Excerpts from a figure dataset
++++

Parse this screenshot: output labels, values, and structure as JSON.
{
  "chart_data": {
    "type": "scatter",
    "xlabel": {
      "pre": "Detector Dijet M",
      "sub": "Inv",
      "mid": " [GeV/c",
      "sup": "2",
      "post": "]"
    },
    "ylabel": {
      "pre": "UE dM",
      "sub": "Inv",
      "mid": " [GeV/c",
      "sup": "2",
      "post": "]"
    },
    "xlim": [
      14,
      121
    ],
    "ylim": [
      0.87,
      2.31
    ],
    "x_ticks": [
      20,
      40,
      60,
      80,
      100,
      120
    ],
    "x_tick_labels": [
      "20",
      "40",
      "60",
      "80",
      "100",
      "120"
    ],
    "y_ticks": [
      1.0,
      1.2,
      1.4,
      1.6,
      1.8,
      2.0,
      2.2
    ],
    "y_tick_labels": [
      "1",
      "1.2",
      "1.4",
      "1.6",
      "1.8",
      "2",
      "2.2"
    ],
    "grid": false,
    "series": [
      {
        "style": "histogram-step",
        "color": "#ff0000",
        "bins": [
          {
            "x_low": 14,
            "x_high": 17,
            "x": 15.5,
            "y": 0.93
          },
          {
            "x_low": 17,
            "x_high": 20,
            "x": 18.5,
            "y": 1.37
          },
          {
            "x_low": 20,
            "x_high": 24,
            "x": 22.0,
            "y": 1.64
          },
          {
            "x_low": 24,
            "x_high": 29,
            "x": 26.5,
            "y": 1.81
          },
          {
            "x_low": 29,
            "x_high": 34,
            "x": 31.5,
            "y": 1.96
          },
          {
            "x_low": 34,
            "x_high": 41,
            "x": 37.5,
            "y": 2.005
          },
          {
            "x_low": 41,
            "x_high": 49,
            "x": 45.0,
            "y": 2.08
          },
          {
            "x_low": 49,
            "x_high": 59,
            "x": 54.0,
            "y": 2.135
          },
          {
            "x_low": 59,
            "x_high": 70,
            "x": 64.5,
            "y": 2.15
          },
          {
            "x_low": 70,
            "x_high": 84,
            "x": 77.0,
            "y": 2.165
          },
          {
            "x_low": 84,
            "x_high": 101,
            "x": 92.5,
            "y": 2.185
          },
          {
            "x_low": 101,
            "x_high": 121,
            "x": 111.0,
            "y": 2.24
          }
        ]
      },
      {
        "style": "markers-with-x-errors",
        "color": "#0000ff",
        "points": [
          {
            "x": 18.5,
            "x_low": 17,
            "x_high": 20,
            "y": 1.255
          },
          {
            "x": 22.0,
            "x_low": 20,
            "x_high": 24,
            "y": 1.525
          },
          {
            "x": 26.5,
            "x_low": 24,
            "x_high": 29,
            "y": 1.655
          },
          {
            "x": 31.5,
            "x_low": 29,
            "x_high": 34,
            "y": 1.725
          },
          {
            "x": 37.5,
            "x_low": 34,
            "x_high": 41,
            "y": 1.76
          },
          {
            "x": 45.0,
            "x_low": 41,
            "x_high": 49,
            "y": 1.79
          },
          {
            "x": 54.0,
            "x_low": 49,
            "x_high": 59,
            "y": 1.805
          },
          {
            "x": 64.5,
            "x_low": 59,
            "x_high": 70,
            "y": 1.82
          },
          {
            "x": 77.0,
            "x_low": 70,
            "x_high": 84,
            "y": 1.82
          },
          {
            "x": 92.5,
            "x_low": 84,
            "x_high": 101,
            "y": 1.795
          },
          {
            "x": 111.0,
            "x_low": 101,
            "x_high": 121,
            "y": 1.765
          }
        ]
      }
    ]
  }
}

++++

PROBLEM TO WORK ON →
Transcribe every entry exactly, omitting nothing.

FINISHED TASK →
Parse this screenshot: output labels, values, and structure as JSON.
{
  "chart_data": {
    "type": "scatter",
    "xlabel": {
      "pre": "Detector Dijet M",
      "sub": "Inv",
      "mid": " [GeV/c",
      "sup": "2",
      "post": "]"
    },
    "ylabel": {
      "pre": "UE dM",
      "sub": "Inv",
      "mid": " [GeV/c",
      "sup": "2",
      "post": "]"
    },
    "xlim": [
      14,
      121
    ],
    "ylim": [
      0.87,
      2.31
    ],
    "x_ticks": [
      20,
      40,
      60,
      80,
      100,
      120
    ],
    "x_tick_labels": [
      "20",
      "40",
      "60",
      "80",
      "100",
      "120"
    ],
    "y_ticks": [
      1.0,
      1.2,
      1.4,
      1.6,
      1.8,
      2.0,
      2.2
    ],
    "y_tick_labels": [
      "1",
      "1.2",
      "1.4",
      "1.6",
      "1.8",
      "2",
      "2.2"
    ],
    "grid": false,
    "series": [
      {
        "style": "histogram-step",
        "color": "#ff0000",
        "bins": [
          {
            "x_low": 14,
            "x_high": 17,
            "x": 15.5,
            "y": 0.93
          },
          {
            "x_low": 17,
            "x_high": 20,
            "x": 18.5,
            "y": 1.37
          },
          {
            "x_low": 20,
            "x_high": 24,
            "x": 22.0,
            "y": 1.64
          },
          {
            "x_low": 24,
            "x_high": 29,
            "x": 26.5,
            "y": 1.81
          },
          {
            "x_low": 29,
            "x_high": 34,
            "x": 31.5,
            "y": 1.96
          },
          {
            "x_low": 34,
            "x_high": 41,
            "x": 37.5,
            "y": 2.005
          },
          {
            "x_low": 41,
            "x_high": 49,
            "x": 45.0,
            "y": 2.08
          },
          {
            "x_low": 49,
            "x_high": 59,
            "x": 54.0,
            "y": 2.135
          },
          {
            "x_low": 59,
            "x_high": 70,
            "x": 64.5,
            "y": 2.15
          },
          {
            "x_low": 70,
            "x_high": 84,
            "x": 77.0,
            "y": 2.165
          },
          {
            "x_low": 84,
            "x_high": 101,
            "x": 92.5,
            "y": 2.185
          },
          {
            "x_low": 101,
            "x_high": 121,
            "x": 111.0,
            "y": 2.24
          }
        ]
      },
      {
        "style": "markers-with-x-errors",
        "color": "#0000ff",
        "points": [
          {
            "x": 18.5,
            "x_low": 17,
            "x_high": 20,
            "y": 1.255
          },
          {
            "x": 22.0,
            "x_low": 20,
            "x_high": 24,
            "y": 1.525
          },
          {
            "x": 26.5,
            "x_low": 24,
            "x_high": 29,
            "y": 1.655
          },
          {
            "x": 31.5,
            "x_low": 29,
            "x_high": 34,
            "y": 1.725
          },
          {
            "x": 37.5,
            "x_low": 34,
            "x_high": 41,
            "y": 1.76
          },
          {
            "x": 45.0,
            "x_low": 41,
            "x_high": 49,
            "y": 1.79
          },
          {
            "x": 54.0,
            "x_low": 49,
            "x_high": 59,
            "y": 1.805
          },
          {
            "x": 64.5,
            "x_low": 59,
            "x_high": 70,
            "y": 1.82
          },
          {
            "x": 77.0,
            "x_low": 70,
            "x_high": 84,
            "y": 1.82
          },
          {
            "x": 92.5,
            "x_low": 84,
            "x_high": 101,
            "y": 1.795
          },
          {
            "x": 111.0,
            "x_low": 101,
            "x_high": 121,
            "y": 1.765
          }
        ]
      }
    ]
  }
}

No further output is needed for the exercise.